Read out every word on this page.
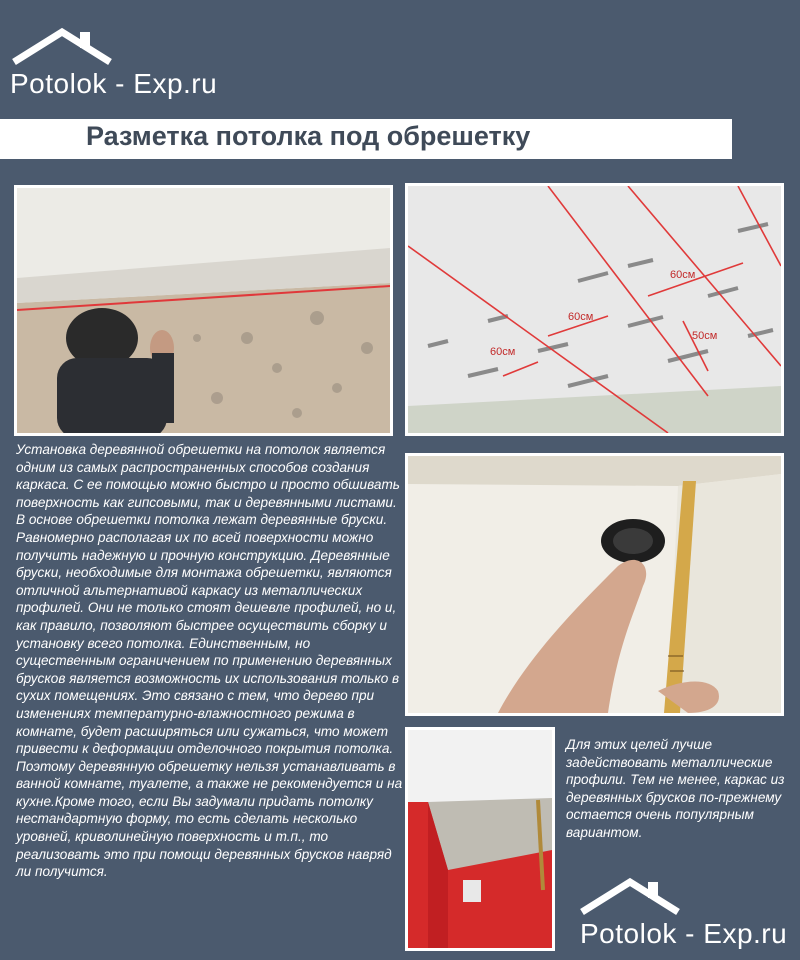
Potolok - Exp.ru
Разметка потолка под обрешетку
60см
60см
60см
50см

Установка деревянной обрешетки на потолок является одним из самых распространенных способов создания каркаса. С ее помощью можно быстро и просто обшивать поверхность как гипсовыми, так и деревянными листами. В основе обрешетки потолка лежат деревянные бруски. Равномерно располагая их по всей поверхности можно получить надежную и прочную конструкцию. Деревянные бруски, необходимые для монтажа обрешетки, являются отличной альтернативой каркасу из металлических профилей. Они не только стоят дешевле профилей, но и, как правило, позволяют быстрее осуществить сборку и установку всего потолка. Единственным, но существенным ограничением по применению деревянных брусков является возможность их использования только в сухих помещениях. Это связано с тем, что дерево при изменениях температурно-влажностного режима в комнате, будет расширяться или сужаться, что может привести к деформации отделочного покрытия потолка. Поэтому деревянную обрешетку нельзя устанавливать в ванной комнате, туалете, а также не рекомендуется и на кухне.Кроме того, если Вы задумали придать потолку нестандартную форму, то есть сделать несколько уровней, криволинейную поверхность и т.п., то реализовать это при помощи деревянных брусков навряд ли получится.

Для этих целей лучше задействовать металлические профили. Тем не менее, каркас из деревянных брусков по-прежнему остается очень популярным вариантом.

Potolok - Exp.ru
--
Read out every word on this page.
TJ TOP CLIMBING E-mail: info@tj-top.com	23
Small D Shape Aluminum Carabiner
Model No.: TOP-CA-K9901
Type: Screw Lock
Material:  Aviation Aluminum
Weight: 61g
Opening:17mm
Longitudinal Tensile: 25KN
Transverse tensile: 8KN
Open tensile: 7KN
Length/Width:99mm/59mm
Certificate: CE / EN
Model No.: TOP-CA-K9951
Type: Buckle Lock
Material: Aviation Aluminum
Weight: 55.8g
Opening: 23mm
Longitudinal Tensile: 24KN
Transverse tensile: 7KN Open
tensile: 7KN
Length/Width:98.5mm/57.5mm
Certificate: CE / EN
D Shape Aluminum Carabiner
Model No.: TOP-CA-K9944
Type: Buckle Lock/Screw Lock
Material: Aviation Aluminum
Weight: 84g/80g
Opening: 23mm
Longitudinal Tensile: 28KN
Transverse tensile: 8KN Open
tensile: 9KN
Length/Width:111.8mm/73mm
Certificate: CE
--
Short exercise: How many lines in these entries hold the string "Screw"? Answer with the number alone.

Expected answer: 2